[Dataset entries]
· · ·

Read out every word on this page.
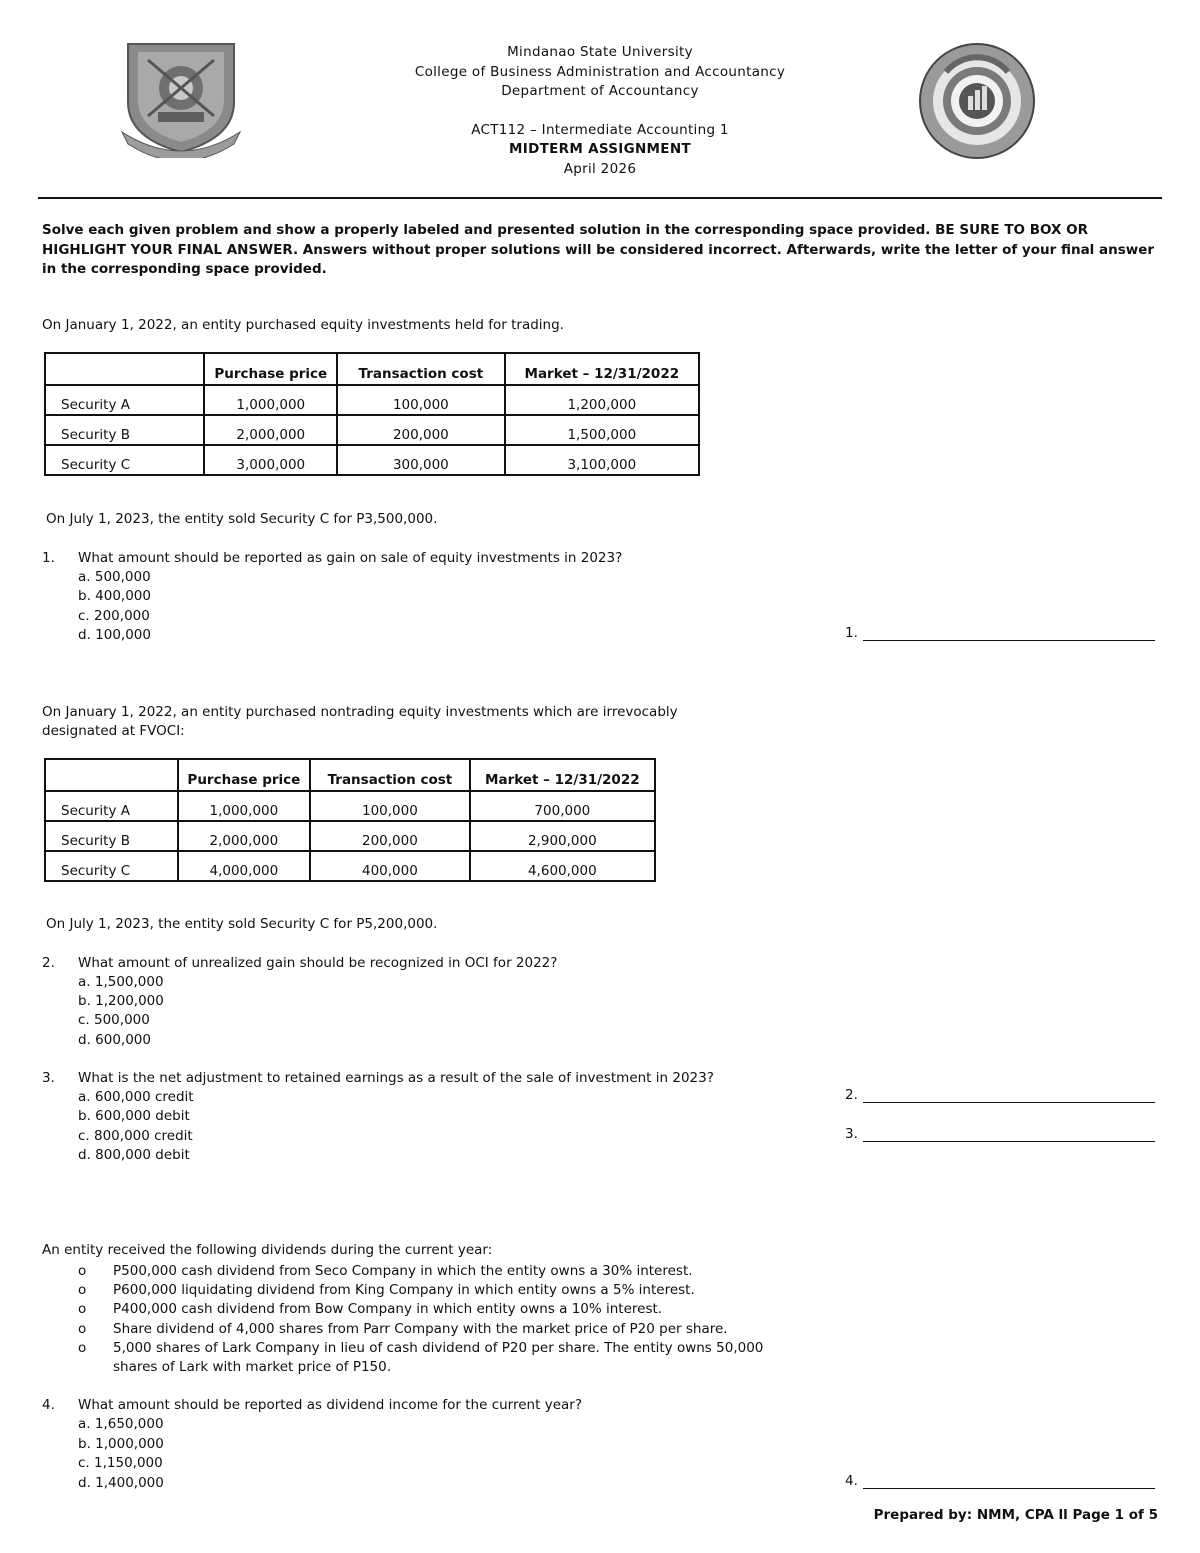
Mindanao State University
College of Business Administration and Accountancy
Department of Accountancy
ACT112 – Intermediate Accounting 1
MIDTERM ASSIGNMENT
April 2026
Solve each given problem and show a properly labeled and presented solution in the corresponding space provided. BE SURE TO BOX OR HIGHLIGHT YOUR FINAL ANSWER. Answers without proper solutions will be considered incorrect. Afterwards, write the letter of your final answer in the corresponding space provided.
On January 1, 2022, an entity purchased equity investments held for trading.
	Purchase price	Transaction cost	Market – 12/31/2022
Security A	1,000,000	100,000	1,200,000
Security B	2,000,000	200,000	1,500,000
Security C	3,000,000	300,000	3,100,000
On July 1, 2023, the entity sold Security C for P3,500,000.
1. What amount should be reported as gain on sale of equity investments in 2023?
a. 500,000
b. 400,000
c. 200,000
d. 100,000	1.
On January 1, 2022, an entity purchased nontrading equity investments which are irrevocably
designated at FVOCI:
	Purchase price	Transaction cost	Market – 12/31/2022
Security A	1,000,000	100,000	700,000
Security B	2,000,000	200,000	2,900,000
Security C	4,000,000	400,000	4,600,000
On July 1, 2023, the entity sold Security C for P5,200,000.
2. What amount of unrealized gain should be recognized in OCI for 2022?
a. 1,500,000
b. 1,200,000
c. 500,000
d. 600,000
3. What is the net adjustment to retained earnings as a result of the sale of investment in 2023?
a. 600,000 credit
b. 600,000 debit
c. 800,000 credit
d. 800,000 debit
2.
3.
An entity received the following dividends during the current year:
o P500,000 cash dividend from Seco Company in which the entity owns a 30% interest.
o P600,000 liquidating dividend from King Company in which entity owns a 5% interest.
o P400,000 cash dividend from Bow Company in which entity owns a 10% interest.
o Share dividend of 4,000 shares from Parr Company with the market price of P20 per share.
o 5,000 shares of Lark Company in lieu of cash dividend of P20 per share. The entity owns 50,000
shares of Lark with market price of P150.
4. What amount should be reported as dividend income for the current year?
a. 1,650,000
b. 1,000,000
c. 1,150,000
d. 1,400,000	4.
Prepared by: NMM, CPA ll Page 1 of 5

· · ·

- Directions: Pick out all lines containing the string "July".

- Exercise solution:
On July 1, 2023, the entity sold Security C for P3,500,000.
On July 1, 2023, the entity sold Security C for P5,200,000.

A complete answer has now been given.